# What is asked
Filter for the word "punteggio" and keep each matching line.

# Given data
%%

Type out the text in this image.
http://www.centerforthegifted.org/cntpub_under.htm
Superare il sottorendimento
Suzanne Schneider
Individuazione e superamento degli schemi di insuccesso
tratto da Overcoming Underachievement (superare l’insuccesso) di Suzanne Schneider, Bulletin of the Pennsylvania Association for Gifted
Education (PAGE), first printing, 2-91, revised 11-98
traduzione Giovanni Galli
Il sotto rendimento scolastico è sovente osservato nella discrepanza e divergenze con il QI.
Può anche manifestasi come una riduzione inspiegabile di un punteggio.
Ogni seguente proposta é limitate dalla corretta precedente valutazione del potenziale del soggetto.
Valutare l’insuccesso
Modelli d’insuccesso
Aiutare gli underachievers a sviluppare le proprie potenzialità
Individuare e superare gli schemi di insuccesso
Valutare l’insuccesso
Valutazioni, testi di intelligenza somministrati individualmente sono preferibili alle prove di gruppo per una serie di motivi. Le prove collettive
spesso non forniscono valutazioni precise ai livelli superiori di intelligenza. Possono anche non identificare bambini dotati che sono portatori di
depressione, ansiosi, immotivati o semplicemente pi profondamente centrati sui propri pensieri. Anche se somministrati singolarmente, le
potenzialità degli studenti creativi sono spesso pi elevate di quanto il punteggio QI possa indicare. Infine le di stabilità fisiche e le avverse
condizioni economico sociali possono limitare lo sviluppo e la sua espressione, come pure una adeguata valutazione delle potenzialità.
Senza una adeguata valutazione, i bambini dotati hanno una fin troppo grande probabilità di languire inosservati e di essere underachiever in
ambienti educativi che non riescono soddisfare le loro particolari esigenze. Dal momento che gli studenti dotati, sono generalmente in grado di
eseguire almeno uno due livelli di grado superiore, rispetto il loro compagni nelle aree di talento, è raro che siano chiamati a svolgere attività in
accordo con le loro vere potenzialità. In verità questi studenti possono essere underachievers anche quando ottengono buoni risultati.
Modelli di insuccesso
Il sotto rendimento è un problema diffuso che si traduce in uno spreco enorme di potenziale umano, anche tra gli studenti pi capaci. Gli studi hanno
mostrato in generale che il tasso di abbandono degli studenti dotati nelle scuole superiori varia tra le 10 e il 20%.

%%

# Answer in full
Può anche manifestasi come una riduzione inspiegabile di un punteggio.
potenzialità degli studenti creativi sono spesso pi elevate di quanto il punteggio QI possa indicare. Infine le di stabilità fisiche e le avverse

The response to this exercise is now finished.